Material shown:
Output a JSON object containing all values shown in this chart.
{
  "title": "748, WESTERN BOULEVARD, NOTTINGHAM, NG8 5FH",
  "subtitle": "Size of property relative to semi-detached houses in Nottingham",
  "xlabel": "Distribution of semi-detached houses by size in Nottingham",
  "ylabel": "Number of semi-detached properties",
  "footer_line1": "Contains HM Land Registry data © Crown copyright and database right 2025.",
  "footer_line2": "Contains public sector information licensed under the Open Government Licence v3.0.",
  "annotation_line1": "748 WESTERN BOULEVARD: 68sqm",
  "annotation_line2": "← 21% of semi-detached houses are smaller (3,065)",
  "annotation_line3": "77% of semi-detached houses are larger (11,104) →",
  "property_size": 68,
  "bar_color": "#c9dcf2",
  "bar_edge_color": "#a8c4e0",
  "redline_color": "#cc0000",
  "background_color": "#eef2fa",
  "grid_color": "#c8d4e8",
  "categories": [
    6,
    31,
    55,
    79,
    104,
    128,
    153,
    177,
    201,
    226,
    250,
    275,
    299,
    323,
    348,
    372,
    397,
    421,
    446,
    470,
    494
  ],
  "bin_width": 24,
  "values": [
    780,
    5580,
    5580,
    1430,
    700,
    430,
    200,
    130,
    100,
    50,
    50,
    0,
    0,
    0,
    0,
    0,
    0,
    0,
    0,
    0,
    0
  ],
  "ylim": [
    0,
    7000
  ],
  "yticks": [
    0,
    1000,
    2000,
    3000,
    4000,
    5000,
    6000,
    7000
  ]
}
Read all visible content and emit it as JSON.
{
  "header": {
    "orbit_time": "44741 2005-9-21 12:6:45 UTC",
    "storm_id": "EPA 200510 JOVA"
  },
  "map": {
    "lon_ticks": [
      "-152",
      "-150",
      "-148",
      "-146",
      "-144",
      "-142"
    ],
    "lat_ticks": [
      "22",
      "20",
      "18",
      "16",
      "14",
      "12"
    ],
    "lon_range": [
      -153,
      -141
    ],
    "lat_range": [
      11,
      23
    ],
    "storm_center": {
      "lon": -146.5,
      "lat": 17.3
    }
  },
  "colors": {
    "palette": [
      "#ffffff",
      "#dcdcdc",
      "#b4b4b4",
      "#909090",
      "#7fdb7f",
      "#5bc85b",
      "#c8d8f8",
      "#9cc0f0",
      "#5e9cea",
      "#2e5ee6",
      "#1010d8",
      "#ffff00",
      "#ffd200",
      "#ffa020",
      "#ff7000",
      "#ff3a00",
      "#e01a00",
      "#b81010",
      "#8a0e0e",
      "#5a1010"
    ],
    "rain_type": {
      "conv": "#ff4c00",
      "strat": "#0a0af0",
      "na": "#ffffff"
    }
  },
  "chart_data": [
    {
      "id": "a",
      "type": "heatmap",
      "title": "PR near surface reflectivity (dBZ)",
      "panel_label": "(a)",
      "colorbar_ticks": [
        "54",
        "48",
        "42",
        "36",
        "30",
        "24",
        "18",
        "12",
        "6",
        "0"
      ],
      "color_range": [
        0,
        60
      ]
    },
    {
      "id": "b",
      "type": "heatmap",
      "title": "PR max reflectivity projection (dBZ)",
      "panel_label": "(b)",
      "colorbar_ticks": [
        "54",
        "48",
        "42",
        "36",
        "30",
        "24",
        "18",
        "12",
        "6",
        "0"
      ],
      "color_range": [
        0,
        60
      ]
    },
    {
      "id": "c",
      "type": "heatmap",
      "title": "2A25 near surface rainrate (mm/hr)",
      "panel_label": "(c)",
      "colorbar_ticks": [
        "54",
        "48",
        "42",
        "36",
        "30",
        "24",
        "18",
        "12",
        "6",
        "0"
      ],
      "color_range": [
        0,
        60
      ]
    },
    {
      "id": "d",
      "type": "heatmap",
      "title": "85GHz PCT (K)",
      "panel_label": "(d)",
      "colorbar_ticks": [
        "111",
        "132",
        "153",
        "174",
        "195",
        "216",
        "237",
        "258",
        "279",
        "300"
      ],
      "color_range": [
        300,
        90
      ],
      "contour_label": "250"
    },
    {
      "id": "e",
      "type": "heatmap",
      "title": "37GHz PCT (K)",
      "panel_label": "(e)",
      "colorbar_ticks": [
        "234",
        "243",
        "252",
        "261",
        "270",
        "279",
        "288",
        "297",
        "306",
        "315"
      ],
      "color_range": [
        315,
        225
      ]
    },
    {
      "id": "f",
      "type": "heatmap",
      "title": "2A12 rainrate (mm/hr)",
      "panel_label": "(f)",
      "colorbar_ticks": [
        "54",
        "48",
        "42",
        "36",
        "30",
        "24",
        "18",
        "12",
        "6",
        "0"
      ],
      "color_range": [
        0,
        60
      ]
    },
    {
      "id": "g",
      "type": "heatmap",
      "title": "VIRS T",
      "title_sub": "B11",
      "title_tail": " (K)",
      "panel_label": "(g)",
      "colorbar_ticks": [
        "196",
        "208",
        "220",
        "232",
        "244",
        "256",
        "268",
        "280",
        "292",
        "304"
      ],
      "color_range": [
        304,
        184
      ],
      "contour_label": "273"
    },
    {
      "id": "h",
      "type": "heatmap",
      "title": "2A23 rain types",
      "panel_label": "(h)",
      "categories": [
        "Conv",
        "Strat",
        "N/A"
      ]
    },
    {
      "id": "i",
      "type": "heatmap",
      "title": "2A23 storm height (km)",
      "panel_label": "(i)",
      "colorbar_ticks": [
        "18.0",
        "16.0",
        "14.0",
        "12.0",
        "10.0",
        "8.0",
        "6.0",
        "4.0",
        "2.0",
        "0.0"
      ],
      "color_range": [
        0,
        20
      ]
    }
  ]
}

What you are asked to do:
Set down every line of the listing above again, exactly as given.

Answer to the exercise:
Output a JSON object containing all values shown in this chart.
{
  "title": "748, WESTERN BOULEVARD, NOTTINGHAM, NG8 5FH",
  "subtitle": "Size of property relative to semi-detached houses in Nottingham",
  "xlabel": "Distribution of semi-detached houses by size in Nottingham",
  "ylabel": "Number of semi-detached properties",
  "footer_line1": "Contains HM Land Registry data © Crown copyright and database right 2025.",
  "footer_line2": "Contains public sector information licensed under the Open Government Licence v3.0.",
  "annotation_line1": "748 WESTERN BOULEVARD: 68sqm",
  "annotation_line2": "← 21% of semi-detached houses are smaller (3,065)",
  "annotation_line3": "77% of semi-detached houses are larger (11,104) →",
  "property_size": 68,
  "bar_color": "#c9dcf2",
  "bar_edge_color": "#a8c4e0",
  "redline_color": "#cc0000",
  "background_color": "#eef2fa",
  "grid_color": "#c8d4e8",
  "categories": [
    6,
    31,
    55,
    79,
    104,
    128,
    153,
    177,
    201,
    226,
    250,
    275,
    299,
    323,
    348,
    372,
    397,
    421,
    446,
    470,
    494
  ],
  "bin_width": 24,
  "values": [
    780,
    5580,
    5580,
    1430,
    700,
    430,
    200,
    130,
    100,
    50,
    50,
    0,
    0,
    0,
    0,
    0,
    0,
    0,
    0,
    0,
    0
  ],
  "ylim": [
    0,
    7000
  ],
  "yticks": [
    0,
    1000,
    2000,
    3000,
    4000,
    5000,
    6000,
    7000
  ]
}
Read all visible content and emit it as JSON.
{
  "header": {
    "orbit_time": "44741 2005-9-21 12:6:45 UTC",
    "storm_id": "EPA 200510 JOVA"
  },
  "map": {
    "lon_ticks": [
      "-152",
      "-150",
      "-148",
      "-146",
      "-144",
      "-142"
    ],
    "lat_ticks": [
      "22",
      "20",
      "18",
      "16",
      "14",
      "12"
    ],
    "lon_range": [
      -153,
      -141
    ],
    "lat_range": [
      11,
      23
    ],
    "storm_center": {
      "lon": -146.5,
      "lat": 17.3
    }
  },
  "colors": {
    "palette": [
      "#ffffff",
      "#dcdcdc",
      "#b4b4b4",
      "#909090",
      "#7fdb7f",
      "#5bc85b",
      "#c8d8f8",
      "#9cc0f0",
      "#5e9cea",
      "#2e5ee6",
      "#1010d8",
      "#ffff00",
      "#ffd200",
      "#ffa020",
      "#ff7000",
      "#ff3a00",
      "#e01a00",
      "#b81010",
      "#8a0e0e",
      "#5a1010"
    ],
    "rain_type": {
      "conv": "#ff4c00",
      "strat": "#0a0af0",
      "na": "#ffffff"
    }
  },
  "chart_data": [
    {
      "id": "a",
      "type": "heatmap",
      "title": "PR near surface reflectivity (dBZ)",
      "panel_label": "(a)",
      "colorbar_ticks": [
        "54",
        "48",
        "42",
        "36",
        "30",
        "24",
        "18",
        "12",
        "6",
        "0"
      ],
      "color_range": [
        0,
        60
      ]
    },
    {
      "id": "b",
      "type": "heatmap",
      "title": "PR max reflectivity projection (dBZ)",
      "panel_label": "(b)",
      "colorbar_ticks": [
        "54",
        "48",
        "42",
        "36",
        "30",
        "24",
        "18",
        "12",
        "6",
        "0"
      ],
      "color_range": [
        0,
        60
      ]
    },
    {
      "id": "c",
      "type": "heatmap",
      "title": "2A25 near surface rainrate (mm/hr)",
      "panel_label": "(c)",
      "colorbar_ticks": [
        "54",
        "48",
        "42",
        "36",
        "30",
        "24",
        "18",
        "12",
        "6",
        "0"
      ],
      "color_range": [
        0,
        60
      ]
    },
    {
      "id": "d",
      "type": "heatmap",
      "title": "85GHz PCT (K)",
      "panel_label": "(d)",
      "colorbar_ticks": [
        "111",
        "132",
        "153",
        "174",
        "195",
        "216",
        "237",
        "258",
        "279",
        "300"
      ],
      "color_range": [
        300,
        90
      ],
      "contour_label": "250"
    },
    {
      "id": "e",
      "type": "heatmap",
      "title": "37GHz PCT (K)",
      "panel_label": "(e)",
      "colorbar_ticks": [
        "234",
        "243",
        "252",
        "261",
        "270",
        "279",
        "288",
        "297",
        "306",
        "315"
      ],
      "color_range": [
        315,
        225
      ]
    },
    {
      "id": "f",
      "type": "heatmap",
      "title": "2A12 rainrate (mm/hr)",
      "panel_label": "(f)",
      "colorbar_ticks": [
        "54",
        "48",
        "42",
        "36",
        "30",
        "24",
        "18",
        "12",
        "6",
        "0"
      ],
      "color_range": [
        0,
        60
      ]
    },
    {
      "id": "g",
      "type": "heatmap",
      "title": "VIRS T",
      "title_sub": "B11",
      "title_tail": " (K)",
      "panel_label": "(g)",
      "colorbar_ticks": [
        "196",
        "208",
        "220",
        "232",
        "244",
        "256",
        "268",
        "280",
        "292",
        "304"
      ],
      "color_range": [
        304,
        184
      ],
      "contour_label": "273"
    },
    {
      "id": "h",
      "type": "heatmap",
      "title": "2A23 rain types",
      "panel_label": "(h)",
      "categories": [
        "Conv",
        "Strat",
        "N/A"
      ]
    },
    {
      "id": "i",
      "type": "heatmap",
      "title": "2A23 storm height (km)",
      "panel_label": "(i)",
      "colorbar_ticks": [
        "18.0",
        "16.0",
        "14.0",
        "12.0",
        "10.0",
        "8.0",
        "6.0",
        "4.0",
        "2.0",
        "0.0"
      ],
      "color_range": [
        0,
        20
      ]
    }
  ]
}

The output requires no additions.